● **DATA LISTING**:
--------------------------------------------------

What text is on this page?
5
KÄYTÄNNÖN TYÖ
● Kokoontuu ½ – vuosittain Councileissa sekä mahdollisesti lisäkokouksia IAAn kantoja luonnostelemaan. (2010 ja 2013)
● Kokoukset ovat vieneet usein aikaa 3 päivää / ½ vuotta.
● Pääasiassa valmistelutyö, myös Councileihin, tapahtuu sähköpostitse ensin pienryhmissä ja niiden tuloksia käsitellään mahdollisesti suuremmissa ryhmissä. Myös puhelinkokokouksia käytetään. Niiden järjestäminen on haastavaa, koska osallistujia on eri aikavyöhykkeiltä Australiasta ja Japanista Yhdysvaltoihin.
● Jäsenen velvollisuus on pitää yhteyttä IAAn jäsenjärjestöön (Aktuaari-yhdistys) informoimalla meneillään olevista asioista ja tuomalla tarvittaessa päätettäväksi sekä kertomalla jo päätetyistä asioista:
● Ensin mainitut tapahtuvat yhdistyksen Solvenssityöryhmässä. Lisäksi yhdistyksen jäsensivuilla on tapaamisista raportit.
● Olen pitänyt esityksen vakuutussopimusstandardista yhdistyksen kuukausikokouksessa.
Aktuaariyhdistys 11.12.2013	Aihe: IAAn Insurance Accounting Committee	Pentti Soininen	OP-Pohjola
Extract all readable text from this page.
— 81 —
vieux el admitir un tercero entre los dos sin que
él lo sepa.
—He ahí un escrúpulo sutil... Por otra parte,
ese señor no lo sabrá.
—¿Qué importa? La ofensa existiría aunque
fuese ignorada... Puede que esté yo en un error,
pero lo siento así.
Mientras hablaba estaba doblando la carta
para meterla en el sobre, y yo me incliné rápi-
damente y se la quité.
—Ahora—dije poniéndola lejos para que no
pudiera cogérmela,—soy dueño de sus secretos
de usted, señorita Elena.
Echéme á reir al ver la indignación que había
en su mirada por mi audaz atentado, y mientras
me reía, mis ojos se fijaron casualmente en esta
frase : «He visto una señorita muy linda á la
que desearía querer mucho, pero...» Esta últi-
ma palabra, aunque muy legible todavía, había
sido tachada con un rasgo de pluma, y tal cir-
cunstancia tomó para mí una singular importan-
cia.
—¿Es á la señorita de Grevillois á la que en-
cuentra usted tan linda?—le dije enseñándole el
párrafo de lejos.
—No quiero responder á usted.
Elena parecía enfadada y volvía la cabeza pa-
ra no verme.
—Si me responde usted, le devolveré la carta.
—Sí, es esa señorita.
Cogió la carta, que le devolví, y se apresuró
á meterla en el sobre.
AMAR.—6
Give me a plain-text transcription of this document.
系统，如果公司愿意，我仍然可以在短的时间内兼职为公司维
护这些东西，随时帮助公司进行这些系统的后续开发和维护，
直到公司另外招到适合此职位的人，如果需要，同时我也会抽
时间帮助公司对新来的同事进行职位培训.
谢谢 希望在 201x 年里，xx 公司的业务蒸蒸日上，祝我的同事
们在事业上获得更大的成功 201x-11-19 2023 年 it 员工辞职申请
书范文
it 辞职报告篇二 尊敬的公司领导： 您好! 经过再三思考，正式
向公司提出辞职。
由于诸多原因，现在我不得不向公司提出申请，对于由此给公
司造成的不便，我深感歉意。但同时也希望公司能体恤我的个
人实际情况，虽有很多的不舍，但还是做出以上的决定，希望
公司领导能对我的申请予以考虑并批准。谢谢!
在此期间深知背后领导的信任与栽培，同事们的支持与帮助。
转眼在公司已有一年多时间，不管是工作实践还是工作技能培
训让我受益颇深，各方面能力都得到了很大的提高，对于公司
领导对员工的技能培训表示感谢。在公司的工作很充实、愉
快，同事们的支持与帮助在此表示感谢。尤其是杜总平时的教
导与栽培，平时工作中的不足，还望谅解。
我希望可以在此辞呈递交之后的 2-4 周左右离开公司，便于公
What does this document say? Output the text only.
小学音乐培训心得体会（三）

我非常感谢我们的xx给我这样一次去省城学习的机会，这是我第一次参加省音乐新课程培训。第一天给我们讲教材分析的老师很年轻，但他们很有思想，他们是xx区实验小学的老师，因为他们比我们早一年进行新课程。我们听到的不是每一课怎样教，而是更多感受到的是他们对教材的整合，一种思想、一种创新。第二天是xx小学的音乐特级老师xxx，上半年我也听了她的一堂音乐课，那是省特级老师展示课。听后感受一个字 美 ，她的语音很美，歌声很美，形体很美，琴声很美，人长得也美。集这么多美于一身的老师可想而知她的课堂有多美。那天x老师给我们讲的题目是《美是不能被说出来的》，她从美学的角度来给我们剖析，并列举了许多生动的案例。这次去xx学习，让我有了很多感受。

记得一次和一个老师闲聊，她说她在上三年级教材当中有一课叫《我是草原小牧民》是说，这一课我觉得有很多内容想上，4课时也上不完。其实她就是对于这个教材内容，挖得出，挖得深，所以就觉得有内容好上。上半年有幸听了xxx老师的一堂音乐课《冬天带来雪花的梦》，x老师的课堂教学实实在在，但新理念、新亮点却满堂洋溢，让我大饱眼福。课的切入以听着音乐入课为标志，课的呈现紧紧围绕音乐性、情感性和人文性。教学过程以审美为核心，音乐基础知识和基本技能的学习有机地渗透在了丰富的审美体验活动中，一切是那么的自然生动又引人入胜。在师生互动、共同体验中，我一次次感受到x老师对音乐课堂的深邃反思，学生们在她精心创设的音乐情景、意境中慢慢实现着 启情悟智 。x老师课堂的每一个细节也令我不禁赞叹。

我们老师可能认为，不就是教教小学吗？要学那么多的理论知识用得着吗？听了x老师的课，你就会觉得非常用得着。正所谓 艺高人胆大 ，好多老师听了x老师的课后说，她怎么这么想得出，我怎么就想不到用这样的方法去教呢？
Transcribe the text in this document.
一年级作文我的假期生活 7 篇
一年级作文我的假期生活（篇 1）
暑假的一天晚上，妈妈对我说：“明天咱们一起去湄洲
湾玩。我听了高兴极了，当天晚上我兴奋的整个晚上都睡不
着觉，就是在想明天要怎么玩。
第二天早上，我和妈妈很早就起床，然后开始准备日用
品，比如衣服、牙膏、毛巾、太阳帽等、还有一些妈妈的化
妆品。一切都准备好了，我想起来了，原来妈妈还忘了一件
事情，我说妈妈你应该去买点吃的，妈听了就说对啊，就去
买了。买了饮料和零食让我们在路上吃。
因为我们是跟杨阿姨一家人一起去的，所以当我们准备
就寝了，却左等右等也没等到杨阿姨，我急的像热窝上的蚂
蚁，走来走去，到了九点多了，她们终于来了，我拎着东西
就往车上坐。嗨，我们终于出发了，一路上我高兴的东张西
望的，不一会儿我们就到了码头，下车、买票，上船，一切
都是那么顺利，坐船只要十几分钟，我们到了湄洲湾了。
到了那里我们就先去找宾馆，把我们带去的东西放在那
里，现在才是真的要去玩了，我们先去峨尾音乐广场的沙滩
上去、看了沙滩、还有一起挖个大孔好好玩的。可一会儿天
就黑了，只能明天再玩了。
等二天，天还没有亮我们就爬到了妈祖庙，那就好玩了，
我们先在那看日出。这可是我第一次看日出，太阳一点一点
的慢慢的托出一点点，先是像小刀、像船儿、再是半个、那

--------------------------------------------------

Where a line holds "lejos", copy that line.

● **FULL RESPONSE**:
—Ahora—dije poniéndola lejos para que no
párrafo de lejos.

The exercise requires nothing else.